[start]

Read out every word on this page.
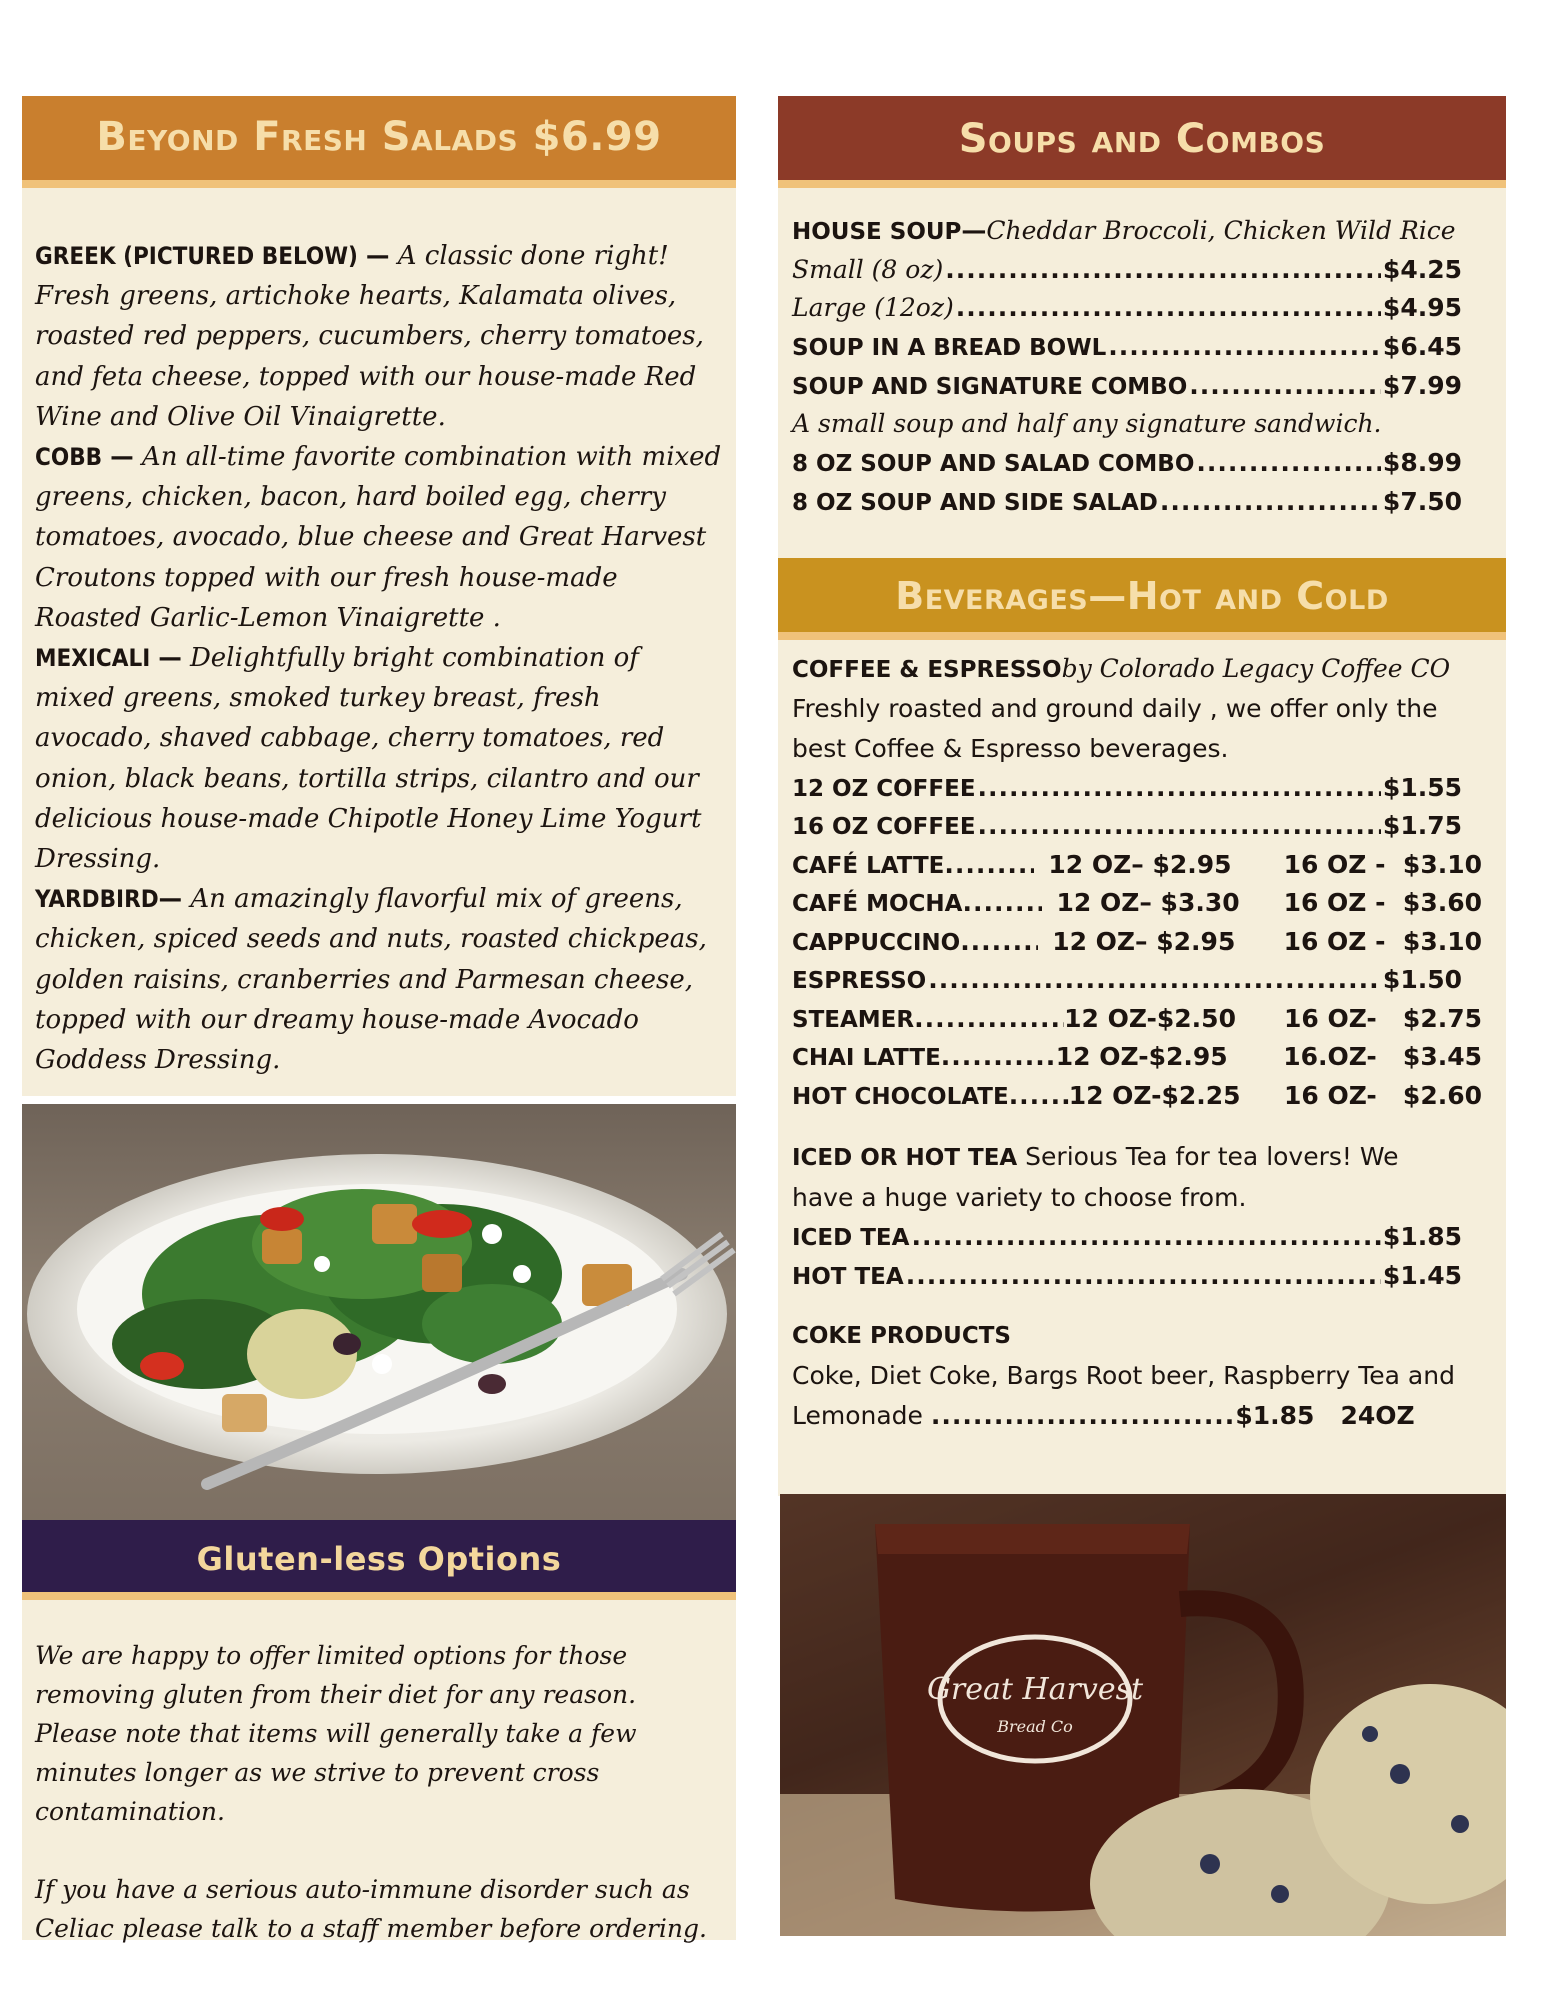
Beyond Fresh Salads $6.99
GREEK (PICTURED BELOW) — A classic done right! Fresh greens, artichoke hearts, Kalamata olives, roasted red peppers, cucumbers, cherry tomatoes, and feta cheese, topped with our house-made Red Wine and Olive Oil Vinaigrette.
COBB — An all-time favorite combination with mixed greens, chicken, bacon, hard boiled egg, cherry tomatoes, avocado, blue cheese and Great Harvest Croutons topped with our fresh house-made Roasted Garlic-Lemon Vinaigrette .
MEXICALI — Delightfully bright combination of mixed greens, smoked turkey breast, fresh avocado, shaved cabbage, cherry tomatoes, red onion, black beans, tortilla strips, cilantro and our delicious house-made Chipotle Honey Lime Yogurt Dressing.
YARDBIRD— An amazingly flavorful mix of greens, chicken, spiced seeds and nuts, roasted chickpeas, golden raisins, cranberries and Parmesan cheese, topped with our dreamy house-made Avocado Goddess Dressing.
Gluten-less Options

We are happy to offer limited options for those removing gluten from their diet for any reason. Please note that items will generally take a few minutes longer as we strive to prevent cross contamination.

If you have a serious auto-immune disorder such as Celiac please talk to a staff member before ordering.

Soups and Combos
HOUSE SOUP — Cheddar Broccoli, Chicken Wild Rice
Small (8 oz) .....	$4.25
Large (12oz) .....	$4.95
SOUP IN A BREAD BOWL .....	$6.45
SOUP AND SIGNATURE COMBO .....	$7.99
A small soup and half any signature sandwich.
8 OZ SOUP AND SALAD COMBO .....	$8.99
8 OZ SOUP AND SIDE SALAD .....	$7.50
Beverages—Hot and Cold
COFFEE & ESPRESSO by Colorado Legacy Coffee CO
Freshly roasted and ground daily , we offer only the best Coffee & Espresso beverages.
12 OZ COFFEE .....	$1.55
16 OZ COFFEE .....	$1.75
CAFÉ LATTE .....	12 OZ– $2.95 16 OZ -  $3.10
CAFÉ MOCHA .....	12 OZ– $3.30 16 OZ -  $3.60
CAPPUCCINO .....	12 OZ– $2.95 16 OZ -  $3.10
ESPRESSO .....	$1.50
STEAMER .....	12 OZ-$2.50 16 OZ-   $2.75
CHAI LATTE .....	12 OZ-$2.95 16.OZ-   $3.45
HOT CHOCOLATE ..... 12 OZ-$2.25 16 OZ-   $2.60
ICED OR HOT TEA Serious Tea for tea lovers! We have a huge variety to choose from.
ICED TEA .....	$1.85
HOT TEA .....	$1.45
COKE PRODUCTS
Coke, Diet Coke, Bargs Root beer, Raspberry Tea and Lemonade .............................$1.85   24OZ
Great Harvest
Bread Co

[end]

Omit the pictures. Transcribe every record exactly.

Read out every word on this page.
Beyond Fresh Salads $6.99
GREEK (PICTURED BELOW) — A classic done right! Fresh greens, artichoke hearts, Kalamata olives, roasted red peppers, cucumbers, cherry tomatoes, and feta cheese, topped with our house-made Red Wine and Olive Oil Vinaigrette.
COBB — An all-time favorite combination with mixed greens, chicken, bacon, hard boiled egg, cherry tomatoes, avocado, blue cheese and Great Harvest Croutons topped with our fresh house-made Roasted Garlic-Lemon Vinaigrette .
MEXICALI — Delightfully bright combination of mixed greens, smoked turkey breast, fresh avocado, shaved cabbage, cherry tomatoes, red onion, black beans, tortilla strips, cilantro and our delicious house-made Chipotle Honey Lime Yogurt Dressing.
YARDBIRD— An amazingly flavorful mix of greens, chicken, spiced seeds and nuts, roasted chickpeas, golden raisins, cranberries and Parmesan cheese, topped with our dreamy house-made Avocado Goddess Dressing.
Gluten-less Options

We are happy to offer limited options for those removing gluten from their diet for any reason. Please note that items will generally take a few minutes longer as we strive to prevent cross contamination.

If you have a serious auto-immune disorder such as Celiac please talk to a staff member before ordering.

Soups and Combos
HOUSE SOUP — Cheddar Broccoli, Chicken Wild Rice
Small (8 oz) .....	$4.25
Large (12oz) .....	$4.95
SOUP IN A BREAD BOWL .....	$6.45
SOUP AND SIGNATURE COMBO .....	$7.99
A small soup and half any signature sandwich.
8 OZ SOUP AND SALAD COMBO .....	$8.99
8 OZ SOUP AND SIDE SALAD .....	$7.50
Beverages—Hot and Cold
COFFEE & ESPRESSO by Colorado Legacy Coffee CO
Freshly roasted and ground daily , we offer only the best Coffee & Espresso beverages.
12 OZ COFFEE .....	$1.55
16 OZ COFFEE .....	$1.75
CAFÉ LATTE .....	12 OZ– $2.95 16 OZ -  $3.10
CAFÉ MOCHA .....	12 OZ– $3.30 16 OZ -  $3.60
CAPPUCCINO .....	12 OZ– $2.95 16 OZ -  $3.10
ESPRESSO .....	$1.50
STEAMER .....	12 OZ-$2.50 16 OZ-   $2.75
CHAI LATTE .....	12 OZ-$2.95 16.OZ-   $3.45
HOT CHOCOLATE ..... 12 OZ-$2.25 16 OZ-   $2.60
ICED OR HOT TEA Serious Tea for tea lovers! We have a huge variety to choose from.
ICED TEA .....	$1.85
HOT TEA .....	$1.45
COKE PRODUCTS
Coke, Diet Coke, Bargs Root beer, Raspberry Tea and Lemonade .............................$1.85   24OZ
Great Harvest
Bread Co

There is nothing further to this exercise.